→ RAW DATA

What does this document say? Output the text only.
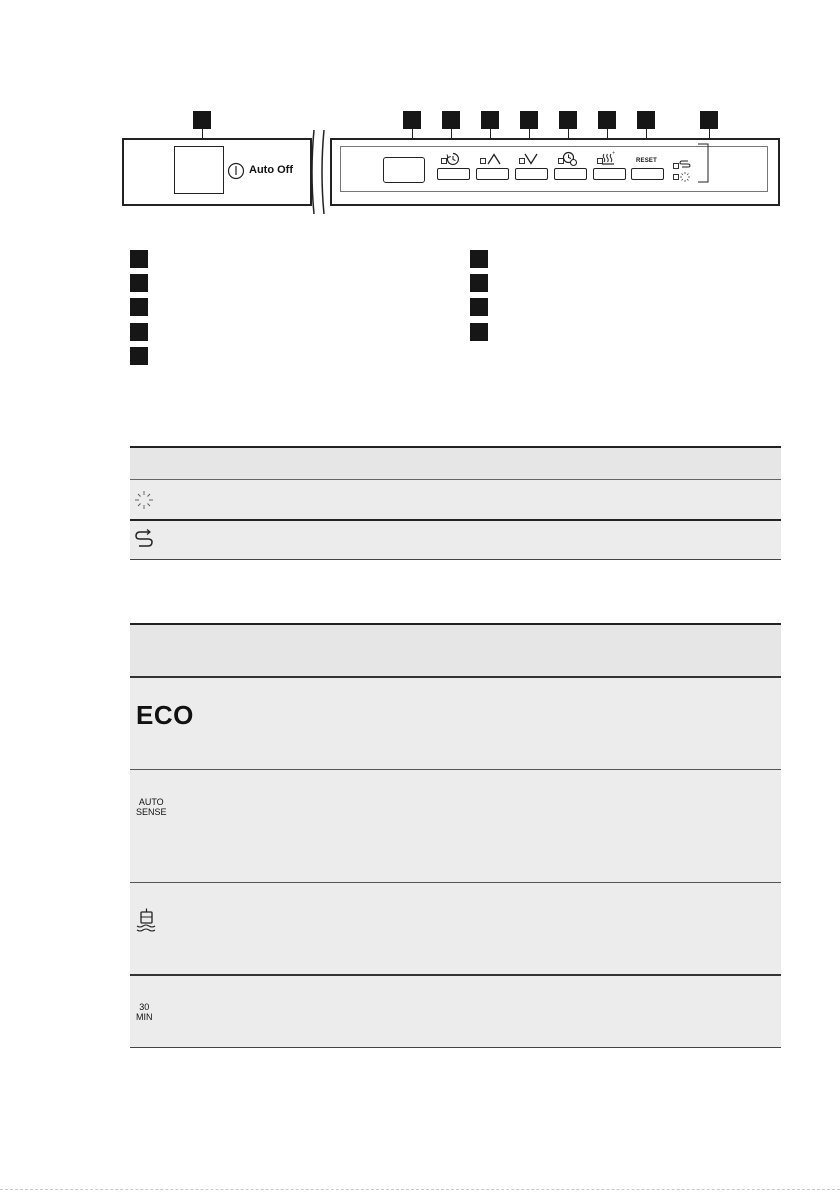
Auto Off
+
RESET
ECO
AUTO
SENSE
30
MIN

→ WHAT YOU HAVE TO DO
Every entry must be reproduced exactly, with the images left out.

→ WRITTEN RESPONSE
What does this document say? Output the text only.
Auto Off
+
RESET
ECO
AUTO
SENSE
30
MIN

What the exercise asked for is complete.